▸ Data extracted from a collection
****

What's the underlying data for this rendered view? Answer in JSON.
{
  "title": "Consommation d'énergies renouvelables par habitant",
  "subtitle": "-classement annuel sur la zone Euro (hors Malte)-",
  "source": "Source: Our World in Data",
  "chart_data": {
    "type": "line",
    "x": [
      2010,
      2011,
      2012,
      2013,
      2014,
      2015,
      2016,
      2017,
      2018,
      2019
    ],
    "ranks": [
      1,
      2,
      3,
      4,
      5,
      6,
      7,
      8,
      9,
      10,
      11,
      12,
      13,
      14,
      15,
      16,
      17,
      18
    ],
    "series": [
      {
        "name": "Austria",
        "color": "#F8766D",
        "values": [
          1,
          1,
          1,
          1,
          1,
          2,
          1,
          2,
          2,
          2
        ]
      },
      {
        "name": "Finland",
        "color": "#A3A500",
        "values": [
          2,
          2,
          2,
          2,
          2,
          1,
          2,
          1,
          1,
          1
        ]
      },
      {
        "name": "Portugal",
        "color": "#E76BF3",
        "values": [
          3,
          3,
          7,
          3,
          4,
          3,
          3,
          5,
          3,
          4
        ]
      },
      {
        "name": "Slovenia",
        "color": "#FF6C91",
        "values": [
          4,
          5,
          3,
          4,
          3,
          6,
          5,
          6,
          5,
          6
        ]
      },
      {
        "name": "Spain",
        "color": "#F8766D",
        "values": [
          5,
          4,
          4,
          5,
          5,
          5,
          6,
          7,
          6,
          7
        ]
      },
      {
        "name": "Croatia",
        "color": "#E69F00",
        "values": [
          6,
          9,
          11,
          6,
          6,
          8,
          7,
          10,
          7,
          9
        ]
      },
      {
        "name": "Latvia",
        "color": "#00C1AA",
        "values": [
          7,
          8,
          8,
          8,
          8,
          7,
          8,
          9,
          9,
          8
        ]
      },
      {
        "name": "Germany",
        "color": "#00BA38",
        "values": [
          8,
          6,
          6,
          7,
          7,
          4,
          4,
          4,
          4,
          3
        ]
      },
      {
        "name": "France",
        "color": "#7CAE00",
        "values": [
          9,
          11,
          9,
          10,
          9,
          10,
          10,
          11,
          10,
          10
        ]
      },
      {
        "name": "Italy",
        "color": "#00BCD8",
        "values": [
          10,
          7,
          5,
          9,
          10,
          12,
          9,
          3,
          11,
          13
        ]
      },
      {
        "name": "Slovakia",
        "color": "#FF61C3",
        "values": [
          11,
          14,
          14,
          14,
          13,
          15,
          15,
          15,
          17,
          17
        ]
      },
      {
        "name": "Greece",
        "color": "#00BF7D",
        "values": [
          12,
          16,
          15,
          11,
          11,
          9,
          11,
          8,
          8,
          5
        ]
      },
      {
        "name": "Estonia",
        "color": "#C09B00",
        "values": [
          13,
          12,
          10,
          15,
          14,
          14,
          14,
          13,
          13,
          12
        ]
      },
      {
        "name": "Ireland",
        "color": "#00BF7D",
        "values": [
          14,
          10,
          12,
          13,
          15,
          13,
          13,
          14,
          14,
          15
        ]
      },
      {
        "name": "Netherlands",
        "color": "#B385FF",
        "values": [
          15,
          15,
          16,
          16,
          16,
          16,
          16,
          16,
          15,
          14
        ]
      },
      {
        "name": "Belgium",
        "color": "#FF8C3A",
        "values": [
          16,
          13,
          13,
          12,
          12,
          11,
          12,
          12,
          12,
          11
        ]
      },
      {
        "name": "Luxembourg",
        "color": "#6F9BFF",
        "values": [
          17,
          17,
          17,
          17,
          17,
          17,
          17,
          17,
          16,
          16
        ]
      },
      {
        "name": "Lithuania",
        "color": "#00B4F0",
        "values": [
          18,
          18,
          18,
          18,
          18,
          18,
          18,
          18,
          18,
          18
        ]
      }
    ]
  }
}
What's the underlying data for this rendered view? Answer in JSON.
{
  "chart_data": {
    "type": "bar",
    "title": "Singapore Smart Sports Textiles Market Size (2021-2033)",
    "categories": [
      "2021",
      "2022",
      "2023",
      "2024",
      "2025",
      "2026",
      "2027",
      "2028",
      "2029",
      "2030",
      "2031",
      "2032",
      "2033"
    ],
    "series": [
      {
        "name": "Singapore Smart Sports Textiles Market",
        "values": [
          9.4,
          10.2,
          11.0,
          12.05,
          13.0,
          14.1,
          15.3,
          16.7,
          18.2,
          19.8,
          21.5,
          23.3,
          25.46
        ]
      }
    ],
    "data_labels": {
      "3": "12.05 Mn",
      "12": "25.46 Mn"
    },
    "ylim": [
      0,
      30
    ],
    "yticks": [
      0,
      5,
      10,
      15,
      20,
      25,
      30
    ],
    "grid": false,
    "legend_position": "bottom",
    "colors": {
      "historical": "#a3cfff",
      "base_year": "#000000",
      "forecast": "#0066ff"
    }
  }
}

****

Write down every line of the data exactly as it appears above.

What's the underlying data for this rendered view? Answer in JSON.
{
  "title": "Consommation d'énergies renouvelables par habitant",
  "subtitle": "-classement annuel sur la zone Euro (hors Malte)-",
  "source": "Source: Our World in Data",
  "chart_data": {
    "type": "line",
    "x": [
      2010,
      2011,
      2012,
      2013,
      2014,
      2015,
      2016,
      2017,
      2018,
      2019
    ],
    "ranks": [
      1,
      2,
      3,
      4,
      5,
      6,
      7,
      8,
      9,
      10,
      11,
      12,
      13,
      14,
      15,
      16,
      17,
      18
    ],
    "series": [
      {
        "name": "Austria",
        "color": "#F8766D",
        "values": [
          1,
          1,
          1,
          1,
          1,
          2,
          1,
          2,
          2,
          2
        ]
      },
      {
        "name": "Finland",
        "color": "#A3A500",
        "values": [
          2,
          2,
          2,
          2,
          2,
          1,
          2,
          1,
          1,
          1
        ]
      },
      {
        "name": "Portugal",
        "color": "#E76BF3",
        "values": [
          3,
          3,
          7,
          3,
          4,
          3,
          3,
          5,
          3,
          4
        ]
      },
      {
        "name": "Slovenia",
        "color": "#FF6C91",
        "values": [
          4,
          5,
          3,
          4,
          3,
          6,
          5,
          6,
          5,
          6
        ]
      },
      {
        "name": "Spain",
        "color": "#F8766D",
        "values": [
          5,
          4,
          4,
          5,
          5,
          5,
          6,
          7,
          6,
          7
        ]
      },
      {
        "name": "Croatia",
        "color": "#E69F00",
        "values": [
          6,
          9,
          11,
          6,
          6,
          8,
          7,
          10,
          7,
          9
        ]
      },
      {
        "name": "Latvia",
        "color": "#00C1AA",
        "values": [
          7,
          8,
          8,
          8,
          8,
          7,
          8,
          9,
          9,
          8
        ]
      },
      {
        "name": "Germany",
        "color": "#00BA38",
        "values": [
          8,
          6,
          6,
          7,
          7,
          4,
          4,
          4,
          4,
          3
        ]
      },
      {
        "name": "France",
        "color": "#7CAE00",
        "values": [
          9,
          11,
          9,
          10,
          9,
          10,
          10,
          11,
          10,
          10
        ]
      },
      {
        "name": "Italy",
        "color": "#00BCD8",
        "values": [
          10,
          7,
          5,
          9,
          10,
          12,
          9,
          3,
          11,
          13
        ]
      },
      {
        "name": "Slovakia",
        "color": "#FF61C3",
        "values": [
          11,
          14,
          14,
          14,
          13,
          15,
          15,
          15,
          17,
          17
        ]
      },
      {
        "name": "Greece",
        "color": "#00BF7D",
        "values": [
          12,
          16,
          15,
          11,
          11,
          9,
          11,
          8,
          8,
          5
        ]
      },
      {
        "name": "Estonia",
        "color": "#C09B00",
        "values": [
          13,
          12,
          10,
          15,
          14,
          14,
          14,
          13,
          13,
          12
        ]
      },
      {
        "name": "Ireland",
        "color": "#00BF7D",
        "values": [
          14,
          10,
          12,
          13,
          15,
          13,
          13,
          14,
          14,
          15
        ]
      },
      {
        "name": "Netherlands",
        "color": "#B385FF",
        "values": [
          15,
          15,
          16,
          16,
          16,
          16,
          16,
          16,
          15,
          14
        ]
      },
      {
        "name": "Belgium",
        "color": "#FF8C3A",
        "values": [
          16,
          13,
          13,
          12,
          12,
          11,
          12,
          12,
          12,
          11
        ]
      },
      {
        "name": "Luxembourg",
        "color": "#6F9BFF",
        "values": [
          17,
          17,
          17,
          17,
          17,
          17,
          17,
          17,
          16,
          16
        ]
      },
      {
        "name": "Lithuania",
        "color": "#00B4F0",
        "values": [
          18,
          18,
          18,
          18,
          18,
          18,
          18,
          18,
          18,
          18
        ]
      }
    ]
  }
}
What's the underlying data for this rendered view? Answer in JSON.
{
  "chart_data": {
    "type": "bar",
    "title": "Singapore Smart Sports Textiles Market Size (2021-2033)",
    "categories": [
      "2021",
      "2022",
      "2023",
      "2024",
      "2025",
      "2026",
      "2027",
      "2028",
      "2029",
      "2030",
      "2031",
      "2032",
      "2033"
    ],
    "series": [
      {
        "name": "Singapore Smart Sports Textiles Market",
        "values": [
          9.4,
          10.2,
          11.0,
          12.05,
          13.0,
          14.1,
          15.3,
          16.7,
          18.2,
          19.8,
          21.5,
          23.3,
          25.46
        ]
      }
    ],
    "data_labels": {
      "3": "12.05 Mn",
      "12": "25.46 Mn"
    },
    "ylim": [
      0,
      30
    ],
    "yticks": [
      0,
      5,
      10,
      15,
      20,
      25,
      30
    ],
    "grid": false,
    "legend_position": "bottom",
    "colors": {
      "historical": "#a3cfff",
      "base_year": "#000000",
      "forecast": "#0066ff"
    }
  }
}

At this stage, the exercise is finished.